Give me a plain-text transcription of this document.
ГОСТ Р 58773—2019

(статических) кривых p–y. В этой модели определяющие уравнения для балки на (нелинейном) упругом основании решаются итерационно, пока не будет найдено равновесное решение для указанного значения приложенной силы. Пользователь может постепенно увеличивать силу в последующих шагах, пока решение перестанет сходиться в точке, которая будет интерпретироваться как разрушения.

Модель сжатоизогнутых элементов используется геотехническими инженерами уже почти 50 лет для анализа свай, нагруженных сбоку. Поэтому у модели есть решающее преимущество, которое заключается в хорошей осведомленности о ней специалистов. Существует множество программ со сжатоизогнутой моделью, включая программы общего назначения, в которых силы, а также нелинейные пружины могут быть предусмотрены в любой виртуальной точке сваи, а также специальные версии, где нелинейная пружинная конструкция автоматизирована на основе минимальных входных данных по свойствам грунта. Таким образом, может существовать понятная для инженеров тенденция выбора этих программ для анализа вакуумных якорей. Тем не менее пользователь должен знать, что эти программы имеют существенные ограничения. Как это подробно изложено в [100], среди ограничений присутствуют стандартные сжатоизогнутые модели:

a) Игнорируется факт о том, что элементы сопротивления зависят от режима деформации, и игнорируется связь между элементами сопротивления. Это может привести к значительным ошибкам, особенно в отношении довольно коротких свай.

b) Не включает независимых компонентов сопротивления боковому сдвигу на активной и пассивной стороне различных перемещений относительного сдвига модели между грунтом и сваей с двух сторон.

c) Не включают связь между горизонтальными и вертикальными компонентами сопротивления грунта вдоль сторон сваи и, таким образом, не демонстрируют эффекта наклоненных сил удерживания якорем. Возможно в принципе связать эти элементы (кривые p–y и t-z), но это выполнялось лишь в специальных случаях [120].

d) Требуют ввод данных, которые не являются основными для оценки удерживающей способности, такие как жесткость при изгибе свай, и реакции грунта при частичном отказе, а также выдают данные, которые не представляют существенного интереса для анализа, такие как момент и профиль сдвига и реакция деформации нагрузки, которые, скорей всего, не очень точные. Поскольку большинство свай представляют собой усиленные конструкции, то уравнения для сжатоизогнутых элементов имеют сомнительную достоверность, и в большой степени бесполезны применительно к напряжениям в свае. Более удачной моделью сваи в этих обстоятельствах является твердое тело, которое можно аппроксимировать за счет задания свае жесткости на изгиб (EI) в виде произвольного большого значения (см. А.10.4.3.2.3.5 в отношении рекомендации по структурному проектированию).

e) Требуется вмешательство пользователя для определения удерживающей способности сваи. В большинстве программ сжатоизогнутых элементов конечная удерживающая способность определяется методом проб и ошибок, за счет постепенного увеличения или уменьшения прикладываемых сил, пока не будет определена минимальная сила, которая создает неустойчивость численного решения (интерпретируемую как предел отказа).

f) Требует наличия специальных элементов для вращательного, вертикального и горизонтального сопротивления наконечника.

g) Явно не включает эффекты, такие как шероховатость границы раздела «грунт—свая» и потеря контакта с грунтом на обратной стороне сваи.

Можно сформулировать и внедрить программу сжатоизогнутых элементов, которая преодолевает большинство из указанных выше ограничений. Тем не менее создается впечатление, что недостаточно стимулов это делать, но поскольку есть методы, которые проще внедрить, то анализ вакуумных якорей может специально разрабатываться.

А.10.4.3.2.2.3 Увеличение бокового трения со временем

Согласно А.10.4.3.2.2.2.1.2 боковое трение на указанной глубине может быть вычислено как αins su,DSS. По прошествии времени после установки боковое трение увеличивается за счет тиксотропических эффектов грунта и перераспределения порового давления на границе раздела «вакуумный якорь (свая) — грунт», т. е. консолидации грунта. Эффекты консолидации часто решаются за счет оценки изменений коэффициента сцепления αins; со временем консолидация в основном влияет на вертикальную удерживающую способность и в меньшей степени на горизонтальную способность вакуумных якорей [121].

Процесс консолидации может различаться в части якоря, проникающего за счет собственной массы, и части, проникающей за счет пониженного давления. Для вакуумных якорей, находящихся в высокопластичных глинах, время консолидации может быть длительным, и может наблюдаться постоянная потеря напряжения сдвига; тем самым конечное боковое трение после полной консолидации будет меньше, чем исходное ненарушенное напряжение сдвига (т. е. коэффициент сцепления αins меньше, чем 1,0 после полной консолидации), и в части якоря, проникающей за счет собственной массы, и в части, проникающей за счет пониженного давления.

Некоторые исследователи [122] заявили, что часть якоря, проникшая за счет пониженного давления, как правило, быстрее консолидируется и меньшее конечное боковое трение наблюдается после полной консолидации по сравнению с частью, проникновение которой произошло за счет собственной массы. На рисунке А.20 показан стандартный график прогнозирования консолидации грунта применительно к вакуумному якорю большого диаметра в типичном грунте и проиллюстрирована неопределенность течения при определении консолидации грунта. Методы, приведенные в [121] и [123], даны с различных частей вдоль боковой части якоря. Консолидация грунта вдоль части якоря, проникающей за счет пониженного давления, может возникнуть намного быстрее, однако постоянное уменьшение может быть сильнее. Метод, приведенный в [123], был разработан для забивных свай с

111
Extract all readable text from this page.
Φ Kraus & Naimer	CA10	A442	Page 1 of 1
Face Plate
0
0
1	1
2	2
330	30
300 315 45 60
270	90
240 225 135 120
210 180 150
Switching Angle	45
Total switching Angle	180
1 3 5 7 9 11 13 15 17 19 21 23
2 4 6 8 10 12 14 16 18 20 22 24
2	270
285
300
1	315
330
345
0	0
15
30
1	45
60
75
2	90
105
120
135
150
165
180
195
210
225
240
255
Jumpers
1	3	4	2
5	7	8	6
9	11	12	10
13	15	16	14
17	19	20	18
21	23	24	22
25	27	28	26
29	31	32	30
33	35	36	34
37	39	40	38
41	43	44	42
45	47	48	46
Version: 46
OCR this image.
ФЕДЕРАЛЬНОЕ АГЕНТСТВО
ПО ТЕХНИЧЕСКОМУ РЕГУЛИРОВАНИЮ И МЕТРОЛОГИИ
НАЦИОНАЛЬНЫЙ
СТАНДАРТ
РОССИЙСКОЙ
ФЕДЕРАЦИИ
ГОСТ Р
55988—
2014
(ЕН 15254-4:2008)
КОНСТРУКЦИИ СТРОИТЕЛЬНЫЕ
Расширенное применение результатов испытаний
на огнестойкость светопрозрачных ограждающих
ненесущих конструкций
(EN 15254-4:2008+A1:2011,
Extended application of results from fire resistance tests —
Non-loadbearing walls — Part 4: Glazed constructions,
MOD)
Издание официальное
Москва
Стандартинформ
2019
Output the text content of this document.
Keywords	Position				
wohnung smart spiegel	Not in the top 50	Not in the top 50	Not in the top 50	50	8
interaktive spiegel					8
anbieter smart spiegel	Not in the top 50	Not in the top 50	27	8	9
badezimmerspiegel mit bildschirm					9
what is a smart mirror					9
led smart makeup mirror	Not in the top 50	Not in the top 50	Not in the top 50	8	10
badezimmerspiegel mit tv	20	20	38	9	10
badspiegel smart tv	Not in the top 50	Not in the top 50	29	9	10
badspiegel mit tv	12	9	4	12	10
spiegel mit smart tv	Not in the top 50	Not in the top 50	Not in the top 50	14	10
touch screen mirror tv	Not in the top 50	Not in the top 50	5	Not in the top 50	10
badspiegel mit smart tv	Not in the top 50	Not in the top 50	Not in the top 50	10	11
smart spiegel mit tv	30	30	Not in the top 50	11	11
════════════════════
§ **Written task**: In the material above, tally every line with the string "Angle" in it, then give that number alone.

§ **Task response**: 2